Work to be completed =
Pick out every line holding the string "avoimeksi" and copy it.

Available data =
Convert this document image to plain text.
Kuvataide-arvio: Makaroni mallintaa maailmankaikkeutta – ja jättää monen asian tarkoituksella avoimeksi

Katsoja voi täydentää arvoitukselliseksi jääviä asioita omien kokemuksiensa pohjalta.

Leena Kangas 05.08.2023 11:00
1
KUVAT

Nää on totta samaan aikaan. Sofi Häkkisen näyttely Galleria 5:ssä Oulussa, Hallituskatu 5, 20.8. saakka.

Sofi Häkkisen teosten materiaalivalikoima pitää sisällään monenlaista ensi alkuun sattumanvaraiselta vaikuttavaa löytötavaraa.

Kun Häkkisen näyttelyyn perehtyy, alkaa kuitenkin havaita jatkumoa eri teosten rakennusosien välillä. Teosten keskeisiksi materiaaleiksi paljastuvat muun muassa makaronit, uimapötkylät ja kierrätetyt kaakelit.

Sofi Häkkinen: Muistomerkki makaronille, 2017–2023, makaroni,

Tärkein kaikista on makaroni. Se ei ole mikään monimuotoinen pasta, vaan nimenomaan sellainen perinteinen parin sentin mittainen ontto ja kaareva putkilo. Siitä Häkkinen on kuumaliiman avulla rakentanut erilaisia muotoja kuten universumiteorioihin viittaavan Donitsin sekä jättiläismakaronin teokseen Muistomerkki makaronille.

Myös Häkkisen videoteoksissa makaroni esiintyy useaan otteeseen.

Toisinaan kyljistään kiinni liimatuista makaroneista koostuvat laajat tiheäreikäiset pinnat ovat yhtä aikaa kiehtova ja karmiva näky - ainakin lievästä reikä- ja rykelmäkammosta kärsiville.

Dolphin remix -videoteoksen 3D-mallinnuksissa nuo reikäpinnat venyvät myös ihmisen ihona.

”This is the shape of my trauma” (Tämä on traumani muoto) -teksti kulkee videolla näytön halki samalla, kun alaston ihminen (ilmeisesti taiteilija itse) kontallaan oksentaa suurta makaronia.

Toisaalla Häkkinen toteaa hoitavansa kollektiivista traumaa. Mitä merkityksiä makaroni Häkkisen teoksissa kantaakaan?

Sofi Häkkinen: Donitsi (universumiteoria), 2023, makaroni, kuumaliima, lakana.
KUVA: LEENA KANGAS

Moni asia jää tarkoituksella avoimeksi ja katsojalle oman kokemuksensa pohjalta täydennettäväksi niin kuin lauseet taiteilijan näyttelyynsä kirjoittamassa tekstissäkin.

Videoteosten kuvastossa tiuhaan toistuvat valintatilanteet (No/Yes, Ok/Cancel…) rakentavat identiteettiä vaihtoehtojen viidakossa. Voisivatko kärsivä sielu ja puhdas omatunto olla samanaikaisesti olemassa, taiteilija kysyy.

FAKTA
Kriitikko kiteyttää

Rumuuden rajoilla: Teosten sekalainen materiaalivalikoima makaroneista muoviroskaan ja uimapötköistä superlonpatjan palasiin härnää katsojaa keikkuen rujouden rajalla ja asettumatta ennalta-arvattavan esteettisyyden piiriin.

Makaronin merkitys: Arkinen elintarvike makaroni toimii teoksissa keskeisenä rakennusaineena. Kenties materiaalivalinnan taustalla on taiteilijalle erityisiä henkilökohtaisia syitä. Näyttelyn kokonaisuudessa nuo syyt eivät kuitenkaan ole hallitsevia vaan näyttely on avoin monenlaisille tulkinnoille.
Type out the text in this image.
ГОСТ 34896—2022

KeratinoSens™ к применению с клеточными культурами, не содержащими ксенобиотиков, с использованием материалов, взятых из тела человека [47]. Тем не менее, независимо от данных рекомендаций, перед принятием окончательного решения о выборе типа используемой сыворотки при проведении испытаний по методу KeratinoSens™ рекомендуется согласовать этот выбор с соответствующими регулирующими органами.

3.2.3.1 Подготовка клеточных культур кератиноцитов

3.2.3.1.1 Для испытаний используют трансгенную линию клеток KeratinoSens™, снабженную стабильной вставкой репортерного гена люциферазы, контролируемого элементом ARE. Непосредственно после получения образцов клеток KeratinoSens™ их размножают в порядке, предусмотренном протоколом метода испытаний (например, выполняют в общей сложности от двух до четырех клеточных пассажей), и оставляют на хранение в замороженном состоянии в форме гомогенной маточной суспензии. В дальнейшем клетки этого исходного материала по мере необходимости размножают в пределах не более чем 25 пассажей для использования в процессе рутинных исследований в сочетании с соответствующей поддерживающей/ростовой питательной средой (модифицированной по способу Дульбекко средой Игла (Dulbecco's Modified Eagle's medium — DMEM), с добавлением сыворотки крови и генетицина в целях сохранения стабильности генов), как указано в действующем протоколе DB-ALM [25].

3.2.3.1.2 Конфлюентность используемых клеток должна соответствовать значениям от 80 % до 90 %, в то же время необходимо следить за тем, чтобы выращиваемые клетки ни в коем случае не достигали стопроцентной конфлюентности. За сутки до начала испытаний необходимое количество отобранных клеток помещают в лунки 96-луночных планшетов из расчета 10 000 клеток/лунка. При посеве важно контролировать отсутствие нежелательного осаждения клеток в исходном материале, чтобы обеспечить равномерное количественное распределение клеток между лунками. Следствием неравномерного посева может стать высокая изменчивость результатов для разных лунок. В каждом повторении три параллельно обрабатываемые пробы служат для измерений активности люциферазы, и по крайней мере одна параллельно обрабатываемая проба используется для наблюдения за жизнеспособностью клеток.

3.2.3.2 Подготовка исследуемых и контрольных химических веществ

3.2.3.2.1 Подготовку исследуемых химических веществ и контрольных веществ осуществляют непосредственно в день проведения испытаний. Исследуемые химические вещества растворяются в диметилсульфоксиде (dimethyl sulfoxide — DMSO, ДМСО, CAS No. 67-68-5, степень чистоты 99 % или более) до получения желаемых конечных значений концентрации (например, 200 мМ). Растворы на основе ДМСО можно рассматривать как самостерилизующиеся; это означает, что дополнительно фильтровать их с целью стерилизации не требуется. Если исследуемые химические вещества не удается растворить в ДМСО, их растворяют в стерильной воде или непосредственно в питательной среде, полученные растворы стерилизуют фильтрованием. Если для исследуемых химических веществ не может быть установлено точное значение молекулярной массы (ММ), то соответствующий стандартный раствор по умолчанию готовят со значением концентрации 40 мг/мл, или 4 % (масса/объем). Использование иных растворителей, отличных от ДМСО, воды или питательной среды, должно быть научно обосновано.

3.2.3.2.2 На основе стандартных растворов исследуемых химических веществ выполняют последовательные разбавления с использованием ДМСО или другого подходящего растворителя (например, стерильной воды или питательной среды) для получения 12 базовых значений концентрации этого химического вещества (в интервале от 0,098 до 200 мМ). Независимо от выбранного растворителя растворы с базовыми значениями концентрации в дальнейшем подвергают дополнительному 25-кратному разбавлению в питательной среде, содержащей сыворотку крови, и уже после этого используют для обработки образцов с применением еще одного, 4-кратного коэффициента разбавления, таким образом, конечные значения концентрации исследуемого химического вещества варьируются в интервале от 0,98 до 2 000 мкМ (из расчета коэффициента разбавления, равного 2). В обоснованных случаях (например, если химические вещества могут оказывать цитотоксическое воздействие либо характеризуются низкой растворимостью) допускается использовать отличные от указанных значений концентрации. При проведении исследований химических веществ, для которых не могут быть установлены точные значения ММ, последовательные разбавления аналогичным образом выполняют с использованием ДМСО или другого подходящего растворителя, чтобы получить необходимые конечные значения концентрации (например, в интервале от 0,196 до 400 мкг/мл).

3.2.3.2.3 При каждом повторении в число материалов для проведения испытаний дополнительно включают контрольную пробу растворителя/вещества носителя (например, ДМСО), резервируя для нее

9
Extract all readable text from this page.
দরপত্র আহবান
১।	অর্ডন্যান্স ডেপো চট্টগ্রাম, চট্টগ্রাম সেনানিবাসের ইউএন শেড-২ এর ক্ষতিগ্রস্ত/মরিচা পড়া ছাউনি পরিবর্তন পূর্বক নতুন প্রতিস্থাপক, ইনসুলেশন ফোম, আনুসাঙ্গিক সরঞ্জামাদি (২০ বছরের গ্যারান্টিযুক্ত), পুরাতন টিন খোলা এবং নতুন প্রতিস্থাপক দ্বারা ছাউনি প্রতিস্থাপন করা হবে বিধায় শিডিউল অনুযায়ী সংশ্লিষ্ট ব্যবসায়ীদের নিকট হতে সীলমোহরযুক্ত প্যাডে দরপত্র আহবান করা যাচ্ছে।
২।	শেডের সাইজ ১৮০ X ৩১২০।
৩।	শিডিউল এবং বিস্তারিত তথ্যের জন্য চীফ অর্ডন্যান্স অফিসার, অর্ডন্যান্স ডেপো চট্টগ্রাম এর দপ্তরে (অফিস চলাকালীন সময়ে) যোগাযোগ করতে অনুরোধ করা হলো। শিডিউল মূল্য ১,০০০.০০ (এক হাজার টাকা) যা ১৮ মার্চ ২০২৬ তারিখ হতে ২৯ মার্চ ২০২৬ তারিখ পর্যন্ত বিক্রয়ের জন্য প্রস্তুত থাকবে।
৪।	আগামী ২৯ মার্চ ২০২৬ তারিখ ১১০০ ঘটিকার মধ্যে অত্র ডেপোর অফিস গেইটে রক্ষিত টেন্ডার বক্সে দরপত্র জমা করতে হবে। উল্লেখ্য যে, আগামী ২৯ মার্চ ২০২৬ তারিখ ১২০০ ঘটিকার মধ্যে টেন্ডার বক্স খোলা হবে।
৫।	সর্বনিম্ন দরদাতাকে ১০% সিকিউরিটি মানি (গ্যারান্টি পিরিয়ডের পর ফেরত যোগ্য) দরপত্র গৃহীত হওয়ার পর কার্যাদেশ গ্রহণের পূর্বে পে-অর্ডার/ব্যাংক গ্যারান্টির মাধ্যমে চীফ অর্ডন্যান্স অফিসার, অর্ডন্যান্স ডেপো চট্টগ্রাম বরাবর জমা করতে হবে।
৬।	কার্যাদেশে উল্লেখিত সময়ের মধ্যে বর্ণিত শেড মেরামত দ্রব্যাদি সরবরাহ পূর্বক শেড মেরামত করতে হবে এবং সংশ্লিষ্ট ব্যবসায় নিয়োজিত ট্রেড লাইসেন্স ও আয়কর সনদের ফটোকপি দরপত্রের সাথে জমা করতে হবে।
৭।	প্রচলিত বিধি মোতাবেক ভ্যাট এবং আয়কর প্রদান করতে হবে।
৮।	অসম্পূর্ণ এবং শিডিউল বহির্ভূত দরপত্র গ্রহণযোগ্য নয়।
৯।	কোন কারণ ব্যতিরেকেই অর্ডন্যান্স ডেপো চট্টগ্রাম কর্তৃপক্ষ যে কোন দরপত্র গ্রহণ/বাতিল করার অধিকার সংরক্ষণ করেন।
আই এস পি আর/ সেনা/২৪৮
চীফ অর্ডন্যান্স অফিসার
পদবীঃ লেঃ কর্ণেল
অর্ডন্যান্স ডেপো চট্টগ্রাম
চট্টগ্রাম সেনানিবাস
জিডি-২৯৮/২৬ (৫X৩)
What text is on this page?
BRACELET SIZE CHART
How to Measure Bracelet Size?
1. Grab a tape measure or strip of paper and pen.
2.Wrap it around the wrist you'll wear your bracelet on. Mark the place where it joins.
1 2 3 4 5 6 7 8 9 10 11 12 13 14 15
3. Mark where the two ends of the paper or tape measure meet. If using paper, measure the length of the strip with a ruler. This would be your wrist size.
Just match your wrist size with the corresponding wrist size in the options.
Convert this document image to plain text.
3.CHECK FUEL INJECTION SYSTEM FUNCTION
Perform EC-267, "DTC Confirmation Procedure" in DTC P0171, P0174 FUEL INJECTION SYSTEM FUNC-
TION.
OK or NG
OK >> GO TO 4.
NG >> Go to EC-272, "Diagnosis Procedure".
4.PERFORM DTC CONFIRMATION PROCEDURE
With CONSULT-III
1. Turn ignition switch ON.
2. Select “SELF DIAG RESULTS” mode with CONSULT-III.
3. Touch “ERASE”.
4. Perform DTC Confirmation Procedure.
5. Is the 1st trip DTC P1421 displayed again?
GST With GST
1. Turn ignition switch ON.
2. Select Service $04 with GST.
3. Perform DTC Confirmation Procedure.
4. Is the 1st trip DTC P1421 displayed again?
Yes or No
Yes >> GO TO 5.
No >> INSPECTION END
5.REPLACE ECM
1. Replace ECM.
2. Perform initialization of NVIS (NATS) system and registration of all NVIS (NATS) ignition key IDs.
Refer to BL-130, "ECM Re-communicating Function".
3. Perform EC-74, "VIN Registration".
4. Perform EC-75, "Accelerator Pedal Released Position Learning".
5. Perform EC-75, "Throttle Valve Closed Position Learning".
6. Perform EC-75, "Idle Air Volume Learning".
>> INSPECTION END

Problem solution =
Kuvataide-arvio: Makaroni mallintaa maailmankaikkeutta – ja jättää monen asian tarkoituksella avoimeksi
Moni asia jää tarkoituksella avoimeksi ja katsojalle oman kokemuksensa pohjalta täydennettäväksi niin kuin lauseet taiteilijan näyttelyynsä kirjoittamassa tekstissäkin.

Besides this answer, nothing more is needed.